> _Instructions for the task_
Wherever the word "text" appears in a line, extract that line.

> _Information given_
▼
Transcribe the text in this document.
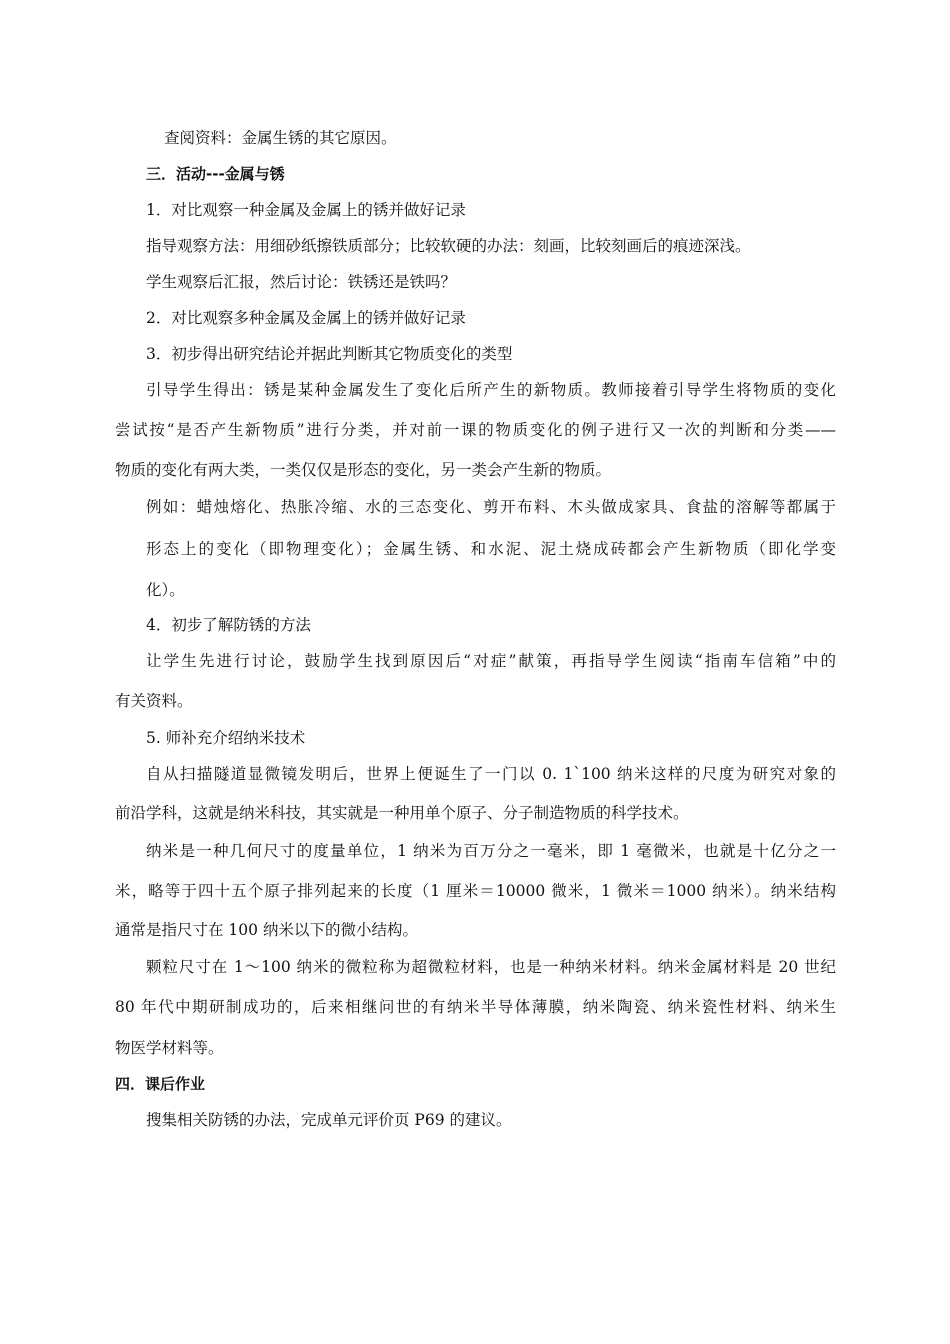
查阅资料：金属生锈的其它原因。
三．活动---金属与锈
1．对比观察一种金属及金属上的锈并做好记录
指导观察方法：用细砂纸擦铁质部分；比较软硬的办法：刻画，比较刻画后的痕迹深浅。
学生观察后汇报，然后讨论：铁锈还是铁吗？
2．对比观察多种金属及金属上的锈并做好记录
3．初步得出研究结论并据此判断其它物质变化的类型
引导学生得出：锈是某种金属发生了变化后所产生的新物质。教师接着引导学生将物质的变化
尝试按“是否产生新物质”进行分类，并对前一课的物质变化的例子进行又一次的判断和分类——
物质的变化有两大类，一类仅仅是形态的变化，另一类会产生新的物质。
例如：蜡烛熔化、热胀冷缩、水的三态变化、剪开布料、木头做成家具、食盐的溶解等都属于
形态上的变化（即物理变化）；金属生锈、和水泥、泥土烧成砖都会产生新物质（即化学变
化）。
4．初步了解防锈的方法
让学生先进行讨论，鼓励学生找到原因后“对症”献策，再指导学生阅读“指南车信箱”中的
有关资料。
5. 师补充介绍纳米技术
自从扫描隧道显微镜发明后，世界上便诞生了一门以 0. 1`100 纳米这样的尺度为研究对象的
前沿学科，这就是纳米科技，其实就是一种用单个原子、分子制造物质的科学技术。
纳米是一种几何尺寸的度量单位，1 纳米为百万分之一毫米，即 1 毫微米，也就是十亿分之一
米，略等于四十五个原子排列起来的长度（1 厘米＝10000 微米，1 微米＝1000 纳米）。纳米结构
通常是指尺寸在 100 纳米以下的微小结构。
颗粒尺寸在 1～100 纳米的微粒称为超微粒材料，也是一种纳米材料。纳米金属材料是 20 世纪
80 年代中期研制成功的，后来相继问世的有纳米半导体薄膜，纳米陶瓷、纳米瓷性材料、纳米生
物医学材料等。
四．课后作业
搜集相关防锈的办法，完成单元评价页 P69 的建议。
▲
▼
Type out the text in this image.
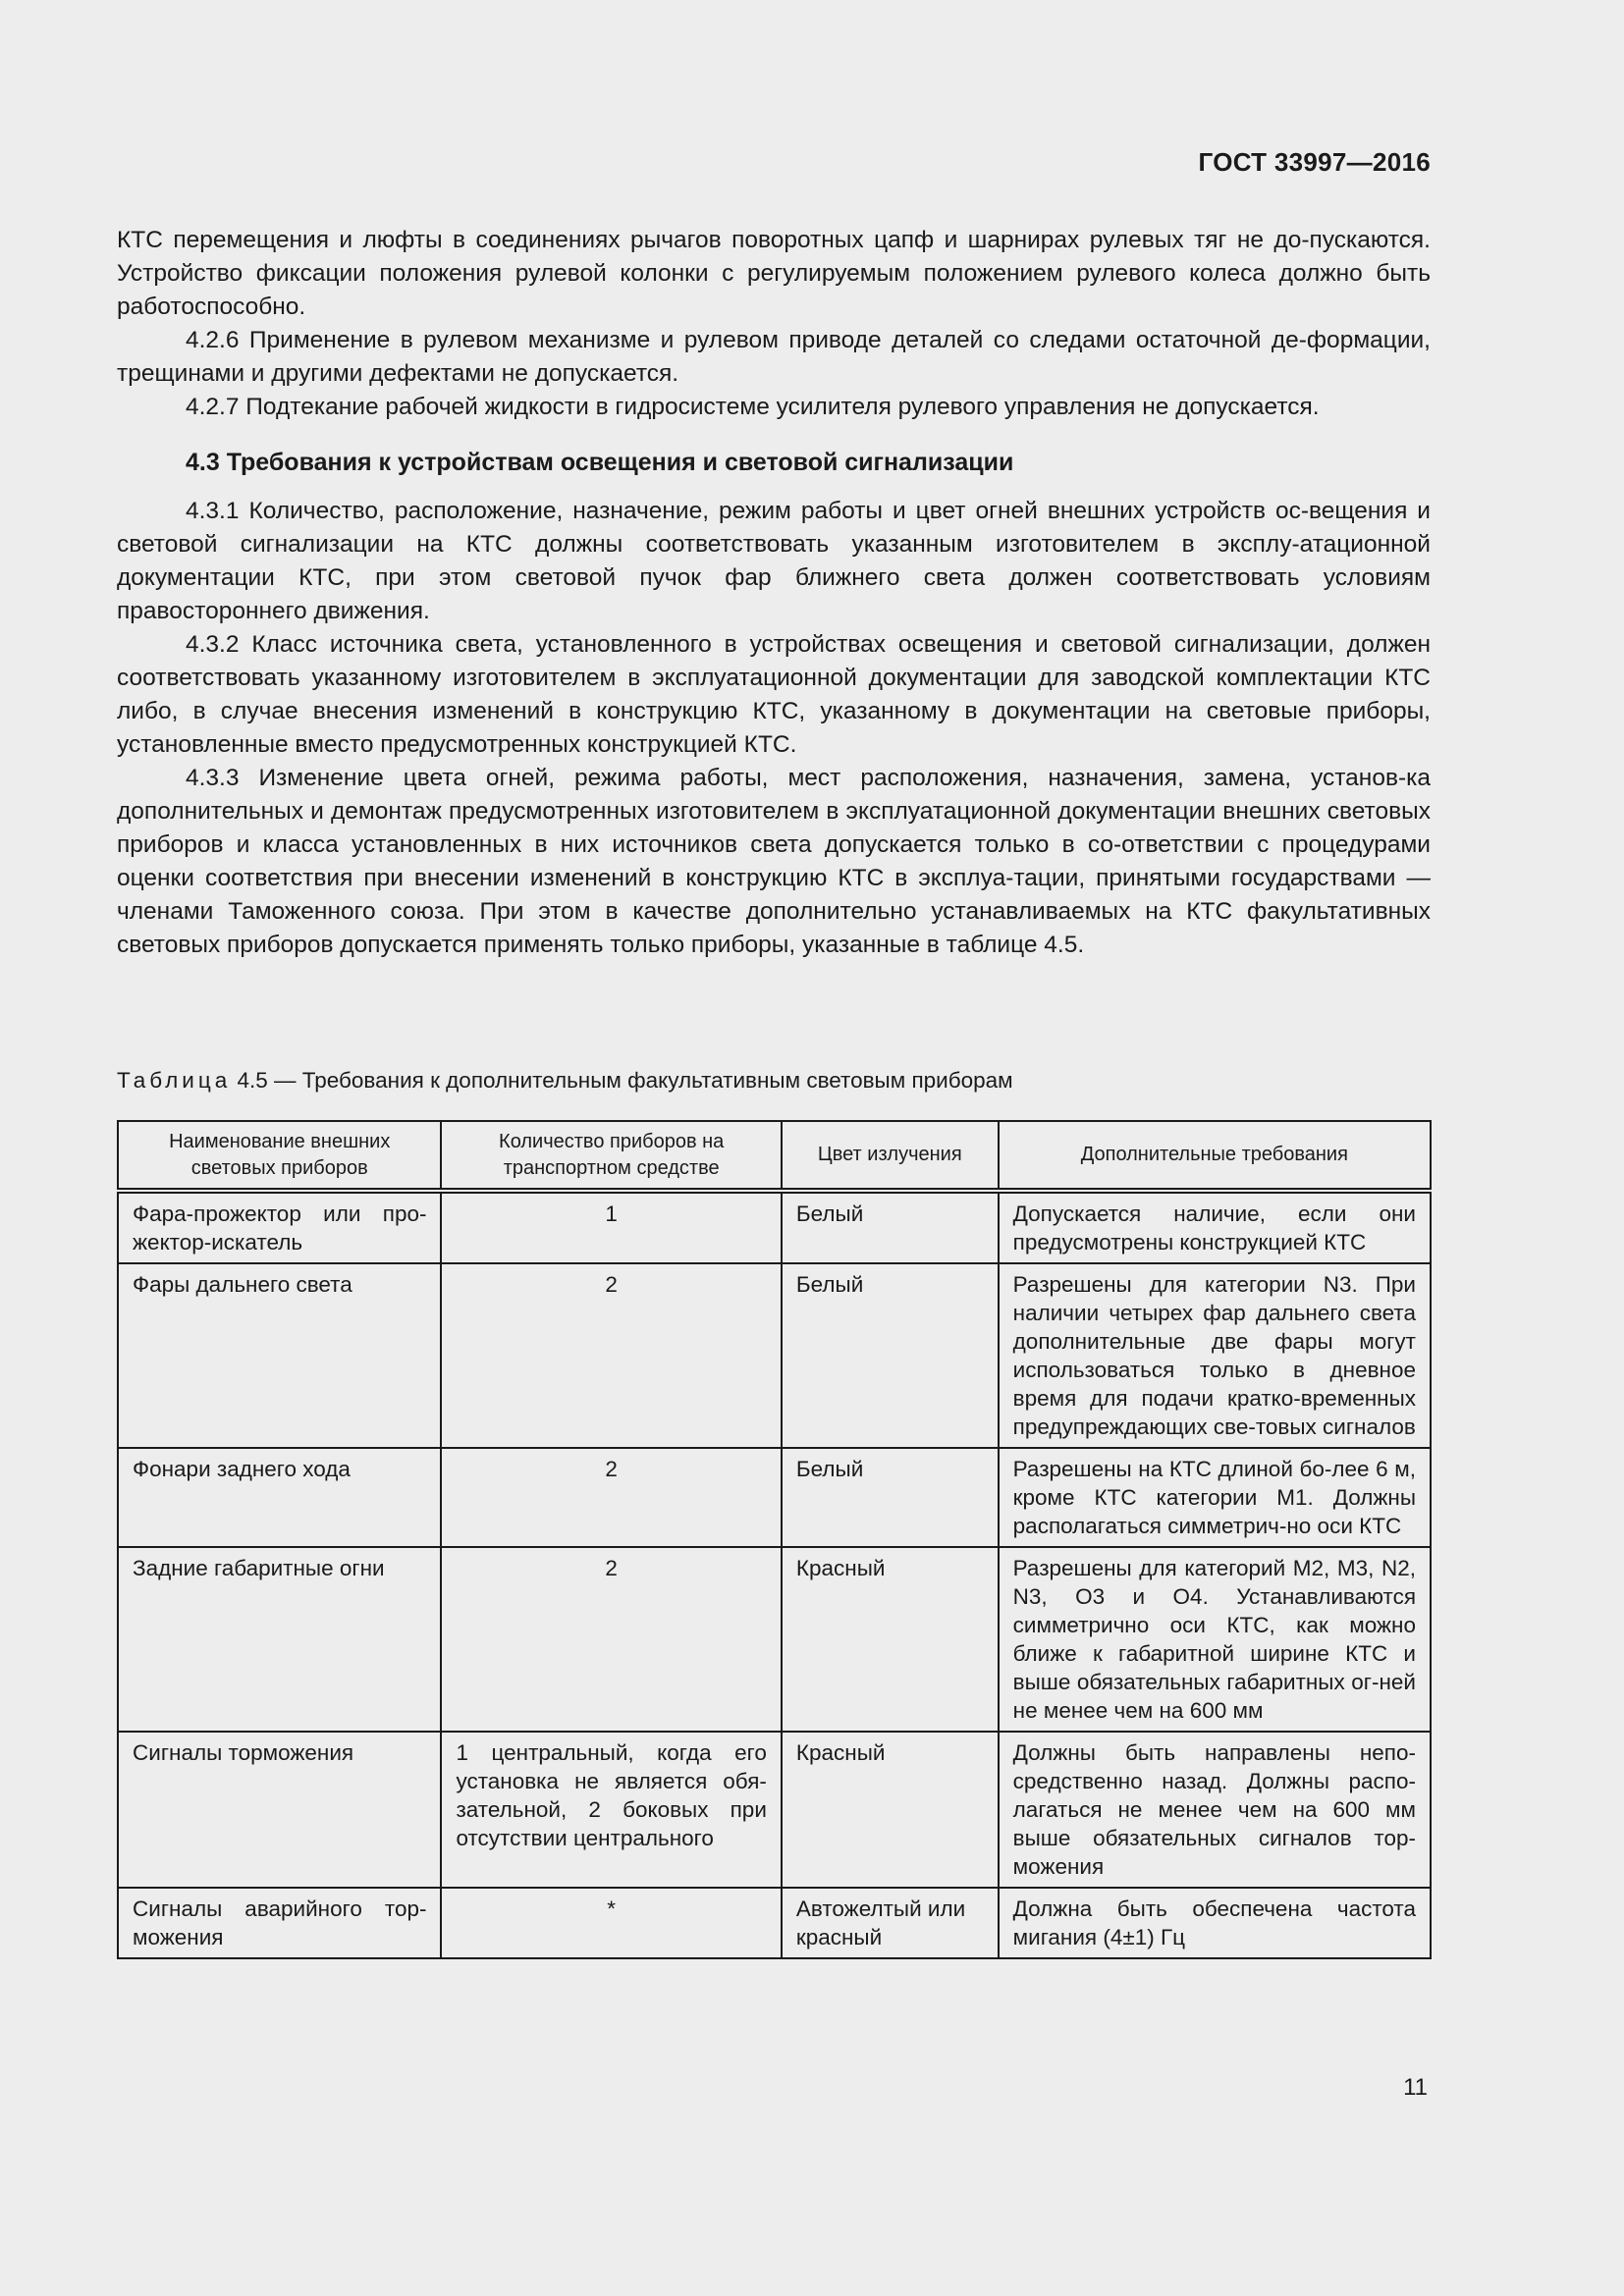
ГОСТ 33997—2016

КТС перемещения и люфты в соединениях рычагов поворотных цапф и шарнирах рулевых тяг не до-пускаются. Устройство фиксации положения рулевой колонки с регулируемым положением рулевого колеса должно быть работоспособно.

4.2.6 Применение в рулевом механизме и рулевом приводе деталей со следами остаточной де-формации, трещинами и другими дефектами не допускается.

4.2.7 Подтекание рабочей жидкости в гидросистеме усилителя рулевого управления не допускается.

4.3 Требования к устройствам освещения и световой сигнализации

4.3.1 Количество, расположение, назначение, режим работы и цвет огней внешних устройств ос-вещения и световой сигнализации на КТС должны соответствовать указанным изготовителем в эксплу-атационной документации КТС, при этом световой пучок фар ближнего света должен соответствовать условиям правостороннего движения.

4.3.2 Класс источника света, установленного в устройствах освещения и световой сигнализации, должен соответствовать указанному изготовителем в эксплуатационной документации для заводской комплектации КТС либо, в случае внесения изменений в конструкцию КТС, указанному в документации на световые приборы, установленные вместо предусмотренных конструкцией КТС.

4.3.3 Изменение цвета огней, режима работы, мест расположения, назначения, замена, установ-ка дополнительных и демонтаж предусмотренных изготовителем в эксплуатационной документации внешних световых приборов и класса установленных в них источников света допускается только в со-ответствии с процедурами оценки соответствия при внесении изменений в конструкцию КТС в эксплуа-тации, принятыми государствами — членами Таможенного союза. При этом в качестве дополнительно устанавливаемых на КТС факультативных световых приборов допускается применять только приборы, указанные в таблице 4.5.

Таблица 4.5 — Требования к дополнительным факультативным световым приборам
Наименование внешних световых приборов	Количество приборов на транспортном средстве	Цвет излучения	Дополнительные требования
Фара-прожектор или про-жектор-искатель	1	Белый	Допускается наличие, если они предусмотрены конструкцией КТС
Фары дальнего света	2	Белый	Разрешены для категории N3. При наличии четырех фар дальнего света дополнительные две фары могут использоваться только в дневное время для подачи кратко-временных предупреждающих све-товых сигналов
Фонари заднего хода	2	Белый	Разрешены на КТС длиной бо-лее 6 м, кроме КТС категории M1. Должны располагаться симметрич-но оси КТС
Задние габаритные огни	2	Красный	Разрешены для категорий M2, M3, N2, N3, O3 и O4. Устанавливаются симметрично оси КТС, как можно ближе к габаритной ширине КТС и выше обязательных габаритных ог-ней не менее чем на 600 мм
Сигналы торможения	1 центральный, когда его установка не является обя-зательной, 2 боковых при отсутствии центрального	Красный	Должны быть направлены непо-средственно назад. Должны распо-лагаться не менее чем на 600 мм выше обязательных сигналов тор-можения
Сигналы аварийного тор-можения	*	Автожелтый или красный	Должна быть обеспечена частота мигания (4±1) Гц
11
▲
> _Result_
Transcribe the text in this document.
Type out the text in this image.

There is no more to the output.